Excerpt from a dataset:
-------

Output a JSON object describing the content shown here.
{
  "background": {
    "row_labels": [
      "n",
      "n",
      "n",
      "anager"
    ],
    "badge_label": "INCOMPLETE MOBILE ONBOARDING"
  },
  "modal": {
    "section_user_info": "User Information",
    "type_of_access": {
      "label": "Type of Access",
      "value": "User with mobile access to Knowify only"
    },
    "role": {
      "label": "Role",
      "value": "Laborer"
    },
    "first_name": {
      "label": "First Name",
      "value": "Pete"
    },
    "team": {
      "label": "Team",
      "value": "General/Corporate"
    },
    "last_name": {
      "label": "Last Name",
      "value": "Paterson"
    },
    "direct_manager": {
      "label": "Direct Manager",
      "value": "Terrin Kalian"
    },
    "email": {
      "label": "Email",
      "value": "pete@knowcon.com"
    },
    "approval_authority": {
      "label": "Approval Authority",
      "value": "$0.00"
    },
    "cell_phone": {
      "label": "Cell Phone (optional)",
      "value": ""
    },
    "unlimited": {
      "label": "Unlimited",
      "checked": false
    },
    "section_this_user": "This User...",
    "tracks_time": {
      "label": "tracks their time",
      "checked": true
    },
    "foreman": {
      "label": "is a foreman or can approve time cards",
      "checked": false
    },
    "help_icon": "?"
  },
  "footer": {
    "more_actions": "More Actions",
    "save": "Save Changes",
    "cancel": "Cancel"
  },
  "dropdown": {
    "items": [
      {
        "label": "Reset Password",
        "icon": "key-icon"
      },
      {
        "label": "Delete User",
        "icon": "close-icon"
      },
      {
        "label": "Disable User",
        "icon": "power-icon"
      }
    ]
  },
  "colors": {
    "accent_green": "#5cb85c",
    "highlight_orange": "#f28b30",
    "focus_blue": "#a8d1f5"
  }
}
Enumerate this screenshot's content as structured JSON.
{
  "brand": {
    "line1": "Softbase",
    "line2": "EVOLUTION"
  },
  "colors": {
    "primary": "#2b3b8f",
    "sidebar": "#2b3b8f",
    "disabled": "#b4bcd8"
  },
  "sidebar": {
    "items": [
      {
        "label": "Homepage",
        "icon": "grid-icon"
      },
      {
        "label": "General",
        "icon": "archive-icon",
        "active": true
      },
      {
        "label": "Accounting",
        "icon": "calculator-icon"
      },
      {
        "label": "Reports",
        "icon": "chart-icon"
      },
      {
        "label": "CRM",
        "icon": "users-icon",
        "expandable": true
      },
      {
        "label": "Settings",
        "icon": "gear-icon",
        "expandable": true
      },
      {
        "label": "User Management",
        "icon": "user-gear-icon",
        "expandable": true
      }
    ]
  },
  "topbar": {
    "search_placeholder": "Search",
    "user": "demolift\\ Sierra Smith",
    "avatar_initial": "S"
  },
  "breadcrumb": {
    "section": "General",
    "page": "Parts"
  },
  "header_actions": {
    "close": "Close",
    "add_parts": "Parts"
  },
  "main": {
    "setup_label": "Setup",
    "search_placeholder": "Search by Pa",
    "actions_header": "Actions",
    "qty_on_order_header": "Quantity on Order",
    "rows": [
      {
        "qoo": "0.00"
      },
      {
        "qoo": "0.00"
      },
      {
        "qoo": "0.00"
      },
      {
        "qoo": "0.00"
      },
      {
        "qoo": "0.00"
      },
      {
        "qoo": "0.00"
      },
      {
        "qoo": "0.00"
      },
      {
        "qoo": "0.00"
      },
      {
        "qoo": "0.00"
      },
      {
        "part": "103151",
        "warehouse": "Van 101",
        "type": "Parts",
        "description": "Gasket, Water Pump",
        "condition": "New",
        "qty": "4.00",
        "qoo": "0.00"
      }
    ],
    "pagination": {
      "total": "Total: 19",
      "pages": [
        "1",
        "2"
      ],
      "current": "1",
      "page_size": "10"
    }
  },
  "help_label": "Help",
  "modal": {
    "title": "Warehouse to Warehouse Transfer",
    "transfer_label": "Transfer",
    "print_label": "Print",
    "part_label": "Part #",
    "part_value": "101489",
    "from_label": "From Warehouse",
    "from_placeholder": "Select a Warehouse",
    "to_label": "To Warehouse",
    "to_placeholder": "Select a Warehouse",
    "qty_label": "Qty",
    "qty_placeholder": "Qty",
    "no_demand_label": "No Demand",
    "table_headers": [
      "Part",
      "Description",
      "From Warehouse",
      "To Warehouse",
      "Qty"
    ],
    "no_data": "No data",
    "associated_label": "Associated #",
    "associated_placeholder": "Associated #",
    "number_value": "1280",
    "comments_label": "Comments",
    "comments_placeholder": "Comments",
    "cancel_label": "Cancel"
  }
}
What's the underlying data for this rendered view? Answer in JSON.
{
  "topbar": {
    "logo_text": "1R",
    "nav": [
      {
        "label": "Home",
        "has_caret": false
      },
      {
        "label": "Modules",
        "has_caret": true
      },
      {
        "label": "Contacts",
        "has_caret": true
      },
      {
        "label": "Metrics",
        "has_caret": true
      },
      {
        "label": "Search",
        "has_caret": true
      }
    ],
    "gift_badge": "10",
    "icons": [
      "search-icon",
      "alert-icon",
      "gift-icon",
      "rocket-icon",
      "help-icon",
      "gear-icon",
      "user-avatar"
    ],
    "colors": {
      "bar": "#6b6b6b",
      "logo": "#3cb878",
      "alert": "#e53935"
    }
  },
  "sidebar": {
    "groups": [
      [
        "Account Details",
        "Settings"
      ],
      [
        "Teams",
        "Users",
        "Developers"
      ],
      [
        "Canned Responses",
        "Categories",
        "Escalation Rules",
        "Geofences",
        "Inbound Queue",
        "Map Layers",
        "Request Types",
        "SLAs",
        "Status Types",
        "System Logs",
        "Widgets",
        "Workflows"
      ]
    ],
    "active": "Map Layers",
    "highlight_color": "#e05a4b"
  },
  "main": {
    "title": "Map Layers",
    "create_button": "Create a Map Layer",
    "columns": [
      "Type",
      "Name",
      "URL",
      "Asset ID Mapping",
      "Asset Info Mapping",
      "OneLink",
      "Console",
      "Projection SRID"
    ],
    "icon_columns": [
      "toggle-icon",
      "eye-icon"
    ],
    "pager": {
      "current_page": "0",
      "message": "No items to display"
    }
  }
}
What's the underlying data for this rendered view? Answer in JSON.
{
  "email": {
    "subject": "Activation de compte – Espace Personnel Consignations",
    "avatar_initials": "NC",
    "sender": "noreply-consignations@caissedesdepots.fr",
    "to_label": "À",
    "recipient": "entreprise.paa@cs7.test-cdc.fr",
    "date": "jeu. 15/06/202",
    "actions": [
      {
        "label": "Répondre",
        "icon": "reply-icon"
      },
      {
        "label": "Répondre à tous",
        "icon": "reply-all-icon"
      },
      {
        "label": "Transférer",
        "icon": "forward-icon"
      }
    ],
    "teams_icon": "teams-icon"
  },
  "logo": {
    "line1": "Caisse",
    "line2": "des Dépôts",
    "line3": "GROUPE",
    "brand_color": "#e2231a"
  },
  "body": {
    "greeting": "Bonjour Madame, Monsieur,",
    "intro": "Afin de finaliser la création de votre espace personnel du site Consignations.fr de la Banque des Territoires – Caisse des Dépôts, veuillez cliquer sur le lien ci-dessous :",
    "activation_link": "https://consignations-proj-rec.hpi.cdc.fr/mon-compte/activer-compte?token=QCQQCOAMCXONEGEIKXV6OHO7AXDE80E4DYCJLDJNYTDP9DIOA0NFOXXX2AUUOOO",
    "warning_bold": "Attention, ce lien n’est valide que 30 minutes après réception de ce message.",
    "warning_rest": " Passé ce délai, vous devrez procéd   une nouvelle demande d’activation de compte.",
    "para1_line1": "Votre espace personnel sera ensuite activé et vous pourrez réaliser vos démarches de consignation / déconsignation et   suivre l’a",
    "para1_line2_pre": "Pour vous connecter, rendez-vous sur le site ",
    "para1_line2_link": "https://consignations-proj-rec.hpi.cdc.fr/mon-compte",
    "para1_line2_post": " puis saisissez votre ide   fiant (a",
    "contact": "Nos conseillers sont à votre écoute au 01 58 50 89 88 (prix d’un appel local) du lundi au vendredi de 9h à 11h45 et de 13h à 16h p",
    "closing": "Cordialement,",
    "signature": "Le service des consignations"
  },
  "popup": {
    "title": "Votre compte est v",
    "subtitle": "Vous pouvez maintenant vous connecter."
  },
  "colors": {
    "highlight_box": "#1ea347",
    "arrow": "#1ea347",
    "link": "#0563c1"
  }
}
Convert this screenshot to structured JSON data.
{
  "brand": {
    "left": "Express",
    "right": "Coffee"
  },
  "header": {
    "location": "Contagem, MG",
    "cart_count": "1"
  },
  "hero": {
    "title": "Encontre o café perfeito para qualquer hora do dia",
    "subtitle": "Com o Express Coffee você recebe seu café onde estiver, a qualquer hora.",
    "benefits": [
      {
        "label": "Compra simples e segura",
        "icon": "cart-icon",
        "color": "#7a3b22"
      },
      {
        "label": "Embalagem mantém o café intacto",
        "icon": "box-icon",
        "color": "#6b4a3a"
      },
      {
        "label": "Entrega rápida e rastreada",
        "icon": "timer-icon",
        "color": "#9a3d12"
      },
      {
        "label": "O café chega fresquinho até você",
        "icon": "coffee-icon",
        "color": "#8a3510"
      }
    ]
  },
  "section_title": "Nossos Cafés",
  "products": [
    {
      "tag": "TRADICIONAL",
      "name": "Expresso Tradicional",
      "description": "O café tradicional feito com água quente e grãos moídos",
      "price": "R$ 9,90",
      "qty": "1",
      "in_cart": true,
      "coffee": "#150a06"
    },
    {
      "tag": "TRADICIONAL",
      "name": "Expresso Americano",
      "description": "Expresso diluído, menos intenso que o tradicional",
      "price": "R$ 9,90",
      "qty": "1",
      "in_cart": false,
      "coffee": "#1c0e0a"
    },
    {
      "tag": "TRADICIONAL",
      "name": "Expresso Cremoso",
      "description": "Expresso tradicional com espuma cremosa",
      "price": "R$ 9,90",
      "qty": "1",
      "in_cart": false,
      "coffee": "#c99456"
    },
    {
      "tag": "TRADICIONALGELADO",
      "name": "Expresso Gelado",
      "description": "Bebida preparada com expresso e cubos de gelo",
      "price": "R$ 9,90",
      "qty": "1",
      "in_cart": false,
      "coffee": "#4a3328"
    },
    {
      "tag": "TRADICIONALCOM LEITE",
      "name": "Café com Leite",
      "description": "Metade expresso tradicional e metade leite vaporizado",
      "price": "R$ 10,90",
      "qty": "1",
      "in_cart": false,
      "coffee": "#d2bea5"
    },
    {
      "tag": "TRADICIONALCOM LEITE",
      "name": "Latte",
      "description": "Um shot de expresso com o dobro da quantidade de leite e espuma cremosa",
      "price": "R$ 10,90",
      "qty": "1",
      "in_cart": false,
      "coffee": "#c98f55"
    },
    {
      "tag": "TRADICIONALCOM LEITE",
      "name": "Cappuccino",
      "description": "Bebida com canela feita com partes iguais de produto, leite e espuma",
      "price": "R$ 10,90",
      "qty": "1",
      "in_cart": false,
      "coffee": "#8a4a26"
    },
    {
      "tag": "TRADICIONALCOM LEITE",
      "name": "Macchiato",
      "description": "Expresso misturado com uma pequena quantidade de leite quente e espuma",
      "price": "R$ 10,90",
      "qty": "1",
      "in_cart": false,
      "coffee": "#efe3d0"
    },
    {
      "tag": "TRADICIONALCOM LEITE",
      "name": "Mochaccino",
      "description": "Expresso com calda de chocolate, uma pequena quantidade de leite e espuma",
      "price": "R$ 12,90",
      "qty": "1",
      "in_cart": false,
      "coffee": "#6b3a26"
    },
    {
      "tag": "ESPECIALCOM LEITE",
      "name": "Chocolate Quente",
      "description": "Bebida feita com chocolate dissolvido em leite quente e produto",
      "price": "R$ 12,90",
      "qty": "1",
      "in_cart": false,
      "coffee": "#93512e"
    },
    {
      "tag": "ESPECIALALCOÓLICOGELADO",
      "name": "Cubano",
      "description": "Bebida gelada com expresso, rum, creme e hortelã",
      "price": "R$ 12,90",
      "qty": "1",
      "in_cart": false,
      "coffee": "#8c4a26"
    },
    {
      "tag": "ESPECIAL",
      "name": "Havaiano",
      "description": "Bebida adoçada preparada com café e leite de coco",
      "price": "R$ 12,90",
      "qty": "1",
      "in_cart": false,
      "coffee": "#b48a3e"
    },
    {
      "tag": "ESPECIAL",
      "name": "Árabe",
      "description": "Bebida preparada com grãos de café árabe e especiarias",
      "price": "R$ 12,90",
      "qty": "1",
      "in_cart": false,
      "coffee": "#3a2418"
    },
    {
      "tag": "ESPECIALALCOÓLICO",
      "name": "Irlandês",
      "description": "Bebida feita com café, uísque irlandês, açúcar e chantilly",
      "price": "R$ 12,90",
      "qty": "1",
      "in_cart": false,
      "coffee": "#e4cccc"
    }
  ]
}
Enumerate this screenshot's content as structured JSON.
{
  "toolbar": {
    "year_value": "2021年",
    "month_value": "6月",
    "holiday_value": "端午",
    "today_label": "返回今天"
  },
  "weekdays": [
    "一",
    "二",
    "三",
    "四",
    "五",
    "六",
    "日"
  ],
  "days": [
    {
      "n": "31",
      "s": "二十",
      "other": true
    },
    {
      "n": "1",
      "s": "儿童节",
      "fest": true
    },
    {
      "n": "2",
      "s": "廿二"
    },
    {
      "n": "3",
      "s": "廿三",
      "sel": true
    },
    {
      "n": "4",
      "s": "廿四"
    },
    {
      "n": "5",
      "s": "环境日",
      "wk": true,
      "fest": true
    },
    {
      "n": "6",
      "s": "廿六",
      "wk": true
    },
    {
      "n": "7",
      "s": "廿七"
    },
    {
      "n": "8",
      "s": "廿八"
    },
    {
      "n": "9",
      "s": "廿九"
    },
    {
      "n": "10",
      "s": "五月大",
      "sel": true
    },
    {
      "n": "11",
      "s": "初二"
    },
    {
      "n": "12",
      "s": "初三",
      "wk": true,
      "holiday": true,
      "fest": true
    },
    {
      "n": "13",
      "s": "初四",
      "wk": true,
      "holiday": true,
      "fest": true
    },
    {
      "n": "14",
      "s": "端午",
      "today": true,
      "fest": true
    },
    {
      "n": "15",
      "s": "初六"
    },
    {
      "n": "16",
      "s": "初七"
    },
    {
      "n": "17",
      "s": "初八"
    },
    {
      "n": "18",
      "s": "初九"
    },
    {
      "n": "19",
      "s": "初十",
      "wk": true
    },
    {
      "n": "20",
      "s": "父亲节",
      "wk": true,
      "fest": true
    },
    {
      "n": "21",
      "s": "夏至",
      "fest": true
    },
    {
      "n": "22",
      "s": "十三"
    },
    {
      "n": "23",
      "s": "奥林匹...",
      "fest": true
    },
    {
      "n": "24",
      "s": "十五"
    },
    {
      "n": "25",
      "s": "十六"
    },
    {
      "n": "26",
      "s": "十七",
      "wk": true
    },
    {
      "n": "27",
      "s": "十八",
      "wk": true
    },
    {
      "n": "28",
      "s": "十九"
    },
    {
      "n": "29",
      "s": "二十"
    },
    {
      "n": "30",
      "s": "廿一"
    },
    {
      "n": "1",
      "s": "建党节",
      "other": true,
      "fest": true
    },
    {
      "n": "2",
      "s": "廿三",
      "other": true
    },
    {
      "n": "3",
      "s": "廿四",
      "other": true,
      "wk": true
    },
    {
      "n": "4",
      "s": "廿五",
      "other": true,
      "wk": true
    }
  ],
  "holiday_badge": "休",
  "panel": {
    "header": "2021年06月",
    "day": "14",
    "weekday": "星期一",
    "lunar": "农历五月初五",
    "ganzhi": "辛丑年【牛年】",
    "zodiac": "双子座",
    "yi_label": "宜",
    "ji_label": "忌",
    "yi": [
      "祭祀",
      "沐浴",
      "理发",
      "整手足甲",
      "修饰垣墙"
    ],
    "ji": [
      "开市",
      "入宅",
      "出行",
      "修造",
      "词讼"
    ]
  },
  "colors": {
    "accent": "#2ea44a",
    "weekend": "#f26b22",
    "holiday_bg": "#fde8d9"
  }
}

-------

YOUR GOAL:
Search the data for the string "site". List each line that has it.

SOLUTION BELOW:
    "intro": "Afin de finaliser la création de votre espace personnel du site Consignations.fr de la Banque des Territoires – Caisse des Dépôts, veuillez cliquer sur le lien ci-dessous :",
    "para1_line2_pre": "Pour vous connecter, rendez-vous sur le site ",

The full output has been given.